[Figure record listings]
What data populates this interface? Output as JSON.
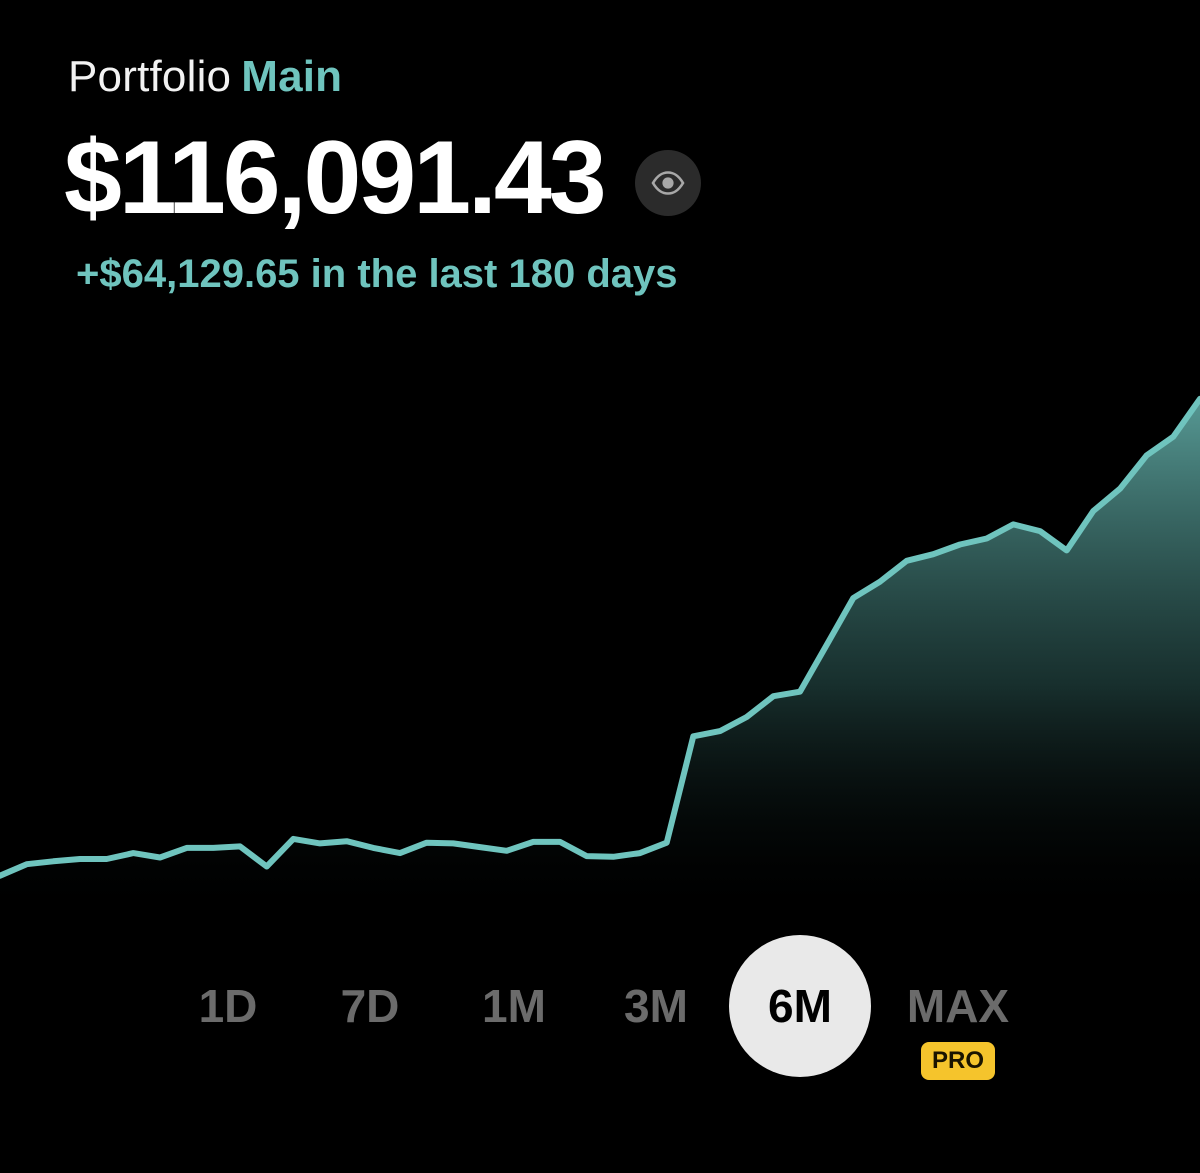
{
  "header": {
    "portfolio_label": "Portfolio",
    "portfolio_name": "Main",
    "balance": "$116,091.43",
    "change_text": "+$64,129.65 in the last 180 days"
  },
  "icons": {
    "visibility": "eye-icon"
  },
  "colors": {
    "accent": "#6fc4be",
    "background": "#000000",
    "pro_badge": "#f5c42c",
    "active_range_bg": "#e9e9e9",
    "inactive_range_text": "#6b6b6b"
  },
  "time_ranges": [
    {
      "label": "1D",
      "active": false
    },
    {
      "label": "7D",
      "active": false
    },
    {
      "label": "1M",
      "active": false
    },
    {
      "label": "3M",
      "active": false
    },
    {
      "label": "6M",
      "active": true
    },
    {
      "label": "MAX",
      "active": false,
      "badge": "PRO"
    }
  ],
  "chart_data": {
    "type": "area",
    "ylim": [
      46000,
      124000
    ],
    "grid": false,
    "x": [
      0,
      4,
      8,
      12,
      16,
      20,
      24,
      28,
      32,
      36,
      40,
      44,
      48,
      52,
      56,
      60,
      64,
      68,
      72,
      76,
      80,
      84,
      88,
      92,
      96,
      100,
      104,
      108,
      112,
      116,
      120,
      124,
      128,
      132,
      136,
      140,
      144,
      148,
      152,
      156,
      160,
      164,
      168,
      172,
      176,
      180
    ],
    "values": [
      51962,
      53500,
      53900,
      54200,
      54200,
      55000,
      54400,
      55700,
      55700,
      55900,
      53200,
      56900,
      56300,
      56600,
      55700,
      55000,
      56400,
      56300,
      55800,
      55300,
      56500,
      56500,
      54600,
      54500,
      55000,
      56400,
      70700,
      71400,
      73300,
      76100,
      76700,
      83000,
      89300,
      91500,
      94300,
      95200,
      96500,
      97300,
      99200,
      98300,
      95700,
      101000,
      104000,
      108500,
      111000,
      116091
    ]
  }
}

### PROBLEM REQUIREMENTS
Reproduce the material in its entirety and word for word, without the pictures.

### SOLUTION TO THIS EXERCISE
What data populates this interface? Output as JSON.
{
  "header": {
    "portfolio_label": "Portfolio",
    "portfolio_name": "Main",
    "balance": "$116,091.43",
    "change_text": "+$64,129.65 in the last 180 days"
  },
  "icons": {
    "visibility": "eye-icon"
  },
  "colors": {
    "accent": "#6fc4be",
    "background": "#000000",
    "pro_badge": "#f5c42c",
    "active_range_bg": "#e9e9e9",
    "inactive_range_text": "#6b6b6b"
  },
  "time_ranges": [
    {
      "label": "1D",
      "active": false
    },
    {
      "label": "7D",
      "active": false
    },
    {
      "label": "1M",
      "active": false
    },
    {
      "label": "3M",
      "active": false
    },
    {
      "label": "6M",
      "active": true
    },
    {
      "label": "MAX",
      "active": false,
      "badge": "PRO"
    }
  ],
  "chart_data": {
    "type": "area",
    "ylim": [
      46000,
      124000
    ],
    "grid": false,
    "x": [
      0,
      4,
      8,
      12,
      16,
      20,
      24,
      28,
      32,
      36,
      40,
      44,
      48,
      52,
      56,
      60,
      64,
      68,
      72,
      76,
      80,
      84,
      88,
      92,
      96,
      100,
      104,
      108,
      112,
      116,
      120,
      124,
      128,
      132,
      136,
      140,
      144,
      148,
      152,
      156,
      160,
      164,
      168,
      172,
      176,
      180
    ],
    "values": [
      51962,
      53500,
      53900,
      54200,
      54200,
      55000,
      54400,
      55700,
      55700,
      55900,
      53200,
      56900,
      56300,
      56600,
      55700,
      55000,
      56400,
      56300,
      55800,
      55300,
      56500,
      56500,
      54600,
      54500,
      55000,
      56400,
      70700,
      71400,
      73300,
      76100,
      76700,
      83000,
      89300,
      91500,
      94300,
      95200,
      96500,
      97300,
      99200,
      98300,
      95700,
      101000,
      104000,
      108500,
      111000,
      116091
    ]
  }
}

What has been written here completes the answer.